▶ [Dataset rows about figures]
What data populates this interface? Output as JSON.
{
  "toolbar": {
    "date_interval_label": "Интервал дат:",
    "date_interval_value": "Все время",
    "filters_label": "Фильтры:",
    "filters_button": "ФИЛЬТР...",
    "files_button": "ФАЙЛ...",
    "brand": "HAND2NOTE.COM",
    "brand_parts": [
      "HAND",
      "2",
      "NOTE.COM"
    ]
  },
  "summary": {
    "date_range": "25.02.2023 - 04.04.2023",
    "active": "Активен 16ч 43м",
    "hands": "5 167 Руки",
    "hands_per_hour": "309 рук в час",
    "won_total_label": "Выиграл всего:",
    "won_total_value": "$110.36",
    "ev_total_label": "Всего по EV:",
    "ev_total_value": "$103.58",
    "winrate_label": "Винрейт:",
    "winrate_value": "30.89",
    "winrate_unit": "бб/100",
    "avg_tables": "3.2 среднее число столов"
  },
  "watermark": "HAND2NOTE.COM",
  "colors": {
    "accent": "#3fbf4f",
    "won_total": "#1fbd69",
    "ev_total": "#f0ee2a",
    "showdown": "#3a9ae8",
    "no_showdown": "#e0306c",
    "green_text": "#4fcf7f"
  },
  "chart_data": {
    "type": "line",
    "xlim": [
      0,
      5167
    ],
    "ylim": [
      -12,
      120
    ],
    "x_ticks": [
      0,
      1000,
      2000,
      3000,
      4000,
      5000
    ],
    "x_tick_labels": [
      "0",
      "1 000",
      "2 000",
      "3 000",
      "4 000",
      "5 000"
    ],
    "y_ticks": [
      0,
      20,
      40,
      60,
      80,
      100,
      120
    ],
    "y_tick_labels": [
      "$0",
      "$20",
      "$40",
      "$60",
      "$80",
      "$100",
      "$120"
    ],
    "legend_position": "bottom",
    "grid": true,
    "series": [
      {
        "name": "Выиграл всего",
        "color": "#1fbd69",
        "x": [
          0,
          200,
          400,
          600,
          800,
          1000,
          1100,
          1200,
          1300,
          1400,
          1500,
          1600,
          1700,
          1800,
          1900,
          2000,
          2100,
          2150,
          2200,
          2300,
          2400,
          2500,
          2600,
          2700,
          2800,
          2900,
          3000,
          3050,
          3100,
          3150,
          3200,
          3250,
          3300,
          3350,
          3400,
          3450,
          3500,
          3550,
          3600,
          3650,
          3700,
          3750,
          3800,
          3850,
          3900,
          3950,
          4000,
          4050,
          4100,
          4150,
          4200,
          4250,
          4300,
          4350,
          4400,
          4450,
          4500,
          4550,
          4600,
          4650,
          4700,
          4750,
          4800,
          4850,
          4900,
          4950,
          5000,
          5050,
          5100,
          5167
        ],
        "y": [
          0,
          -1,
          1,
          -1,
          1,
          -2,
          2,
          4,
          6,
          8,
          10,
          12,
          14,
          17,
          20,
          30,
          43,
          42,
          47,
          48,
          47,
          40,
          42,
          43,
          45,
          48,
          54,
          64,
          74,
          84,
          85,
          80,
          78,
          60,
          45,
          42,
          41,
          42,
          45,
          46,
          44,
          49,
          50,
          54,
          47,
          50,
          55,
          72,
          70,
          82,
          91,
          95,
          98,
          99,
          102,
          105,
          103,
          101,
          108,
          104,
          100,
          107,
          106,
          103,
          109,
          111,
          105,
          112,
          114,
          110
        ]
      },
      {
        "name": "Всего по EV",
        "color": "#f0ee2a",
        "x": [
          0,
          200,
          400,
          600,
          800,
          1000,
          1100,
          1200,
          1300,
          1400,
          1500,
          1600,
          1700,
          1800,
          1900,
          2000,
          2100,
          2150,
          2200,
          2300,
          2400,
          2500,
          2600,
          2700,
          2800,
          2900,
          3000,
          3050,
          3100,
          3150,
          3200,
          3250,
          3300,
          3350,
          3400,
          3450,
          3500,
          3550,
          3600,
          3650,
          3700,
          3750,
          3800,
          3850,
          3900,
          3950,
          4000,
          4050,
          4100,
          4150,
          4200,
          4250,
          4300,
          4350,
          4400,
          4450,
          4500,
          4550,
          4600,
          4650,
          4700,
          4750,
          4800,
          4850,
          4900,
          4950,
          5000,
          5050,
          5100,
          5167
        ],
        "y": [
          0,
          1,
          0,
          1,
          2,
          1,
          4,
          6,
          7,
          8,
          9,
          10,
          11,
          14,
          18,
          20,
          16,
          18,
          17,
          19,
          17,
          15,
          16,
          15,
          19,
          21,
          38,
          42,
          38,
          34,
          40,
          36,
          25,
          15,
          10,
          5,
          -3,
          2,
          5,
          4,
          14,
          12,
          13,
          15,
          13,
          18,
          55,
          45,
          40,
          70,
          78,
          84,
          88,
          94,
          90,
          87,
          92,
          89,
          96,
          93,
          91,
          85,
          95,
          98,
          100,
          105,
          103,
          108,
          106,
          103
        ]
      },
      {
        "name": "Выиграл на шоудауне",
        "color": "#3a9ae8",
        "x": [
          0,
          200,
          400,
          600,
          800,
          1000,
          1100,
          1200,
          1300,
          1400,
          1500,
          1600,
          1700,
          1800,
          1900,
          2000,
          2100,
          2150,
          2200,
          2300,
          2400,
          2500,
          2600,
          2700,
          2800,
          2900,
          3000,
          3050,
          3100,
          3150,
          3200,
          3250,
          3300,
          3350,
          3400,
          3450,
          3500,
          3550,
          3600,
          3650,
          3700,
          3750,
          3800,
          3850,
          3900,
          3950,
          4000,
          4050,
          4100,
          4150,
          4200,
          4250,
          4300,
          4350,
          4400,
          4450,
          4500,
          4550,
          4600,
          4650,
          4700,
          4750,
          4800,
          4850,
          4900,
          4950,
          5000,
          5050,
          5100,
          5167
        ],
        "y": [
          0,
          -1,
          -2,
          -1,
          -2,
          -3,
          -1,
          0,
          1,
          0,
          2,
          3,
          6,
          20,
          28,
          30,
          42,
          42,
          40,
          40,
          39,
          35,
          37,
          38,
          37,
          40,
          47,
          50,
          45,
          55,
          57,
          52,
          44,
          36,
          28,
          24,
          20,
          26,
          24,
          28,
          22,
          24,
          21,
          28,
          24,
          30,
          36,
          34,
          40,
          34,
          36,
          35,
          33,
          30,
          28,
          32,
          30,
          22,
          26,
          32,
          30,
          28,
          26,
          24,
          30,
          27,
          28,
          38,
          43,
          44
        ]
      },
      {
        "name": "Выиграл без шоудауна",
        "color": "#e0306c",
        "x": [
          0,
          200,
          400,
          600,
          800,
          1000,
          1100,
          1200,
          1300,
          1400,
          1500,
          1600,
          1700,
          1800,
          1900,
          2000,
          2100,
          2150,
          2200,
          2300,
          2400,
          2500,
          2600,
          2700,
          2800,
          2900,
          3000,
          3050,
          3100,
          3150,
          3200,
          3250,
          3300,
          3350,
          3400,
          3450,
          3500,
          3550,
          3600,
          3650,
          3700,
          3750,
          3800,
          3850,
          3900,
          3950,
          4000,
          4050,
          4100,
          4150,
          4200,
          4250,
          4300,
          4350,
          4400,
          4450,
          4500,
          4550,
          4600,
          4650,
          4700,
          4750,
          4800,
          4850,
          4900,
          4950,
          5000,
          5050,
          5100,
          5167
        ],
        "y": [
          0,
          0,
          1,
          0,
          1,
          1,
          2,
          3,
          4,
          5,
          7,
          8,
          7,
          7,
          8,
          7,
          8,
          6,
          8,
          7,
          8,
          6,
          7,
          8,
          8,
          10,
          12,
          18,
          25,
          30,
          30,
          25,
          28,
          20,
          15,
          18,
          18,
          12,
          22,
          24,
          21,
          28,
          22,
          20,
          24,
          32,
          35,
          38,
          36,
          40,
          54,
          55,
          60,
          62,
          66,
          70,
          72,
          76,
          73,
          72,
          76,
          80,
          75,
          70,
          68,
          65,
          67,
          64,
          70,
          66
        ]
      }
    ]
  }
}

▶ [Stated goal] Pick out the lines containing the string "name".

▶ [Result for this task]
        "name": "Выиграл всего",
        "name": "Всего по EV",
        "name": "Выиграл на шоудауне",
        "name": "Выиграл без шоудауна",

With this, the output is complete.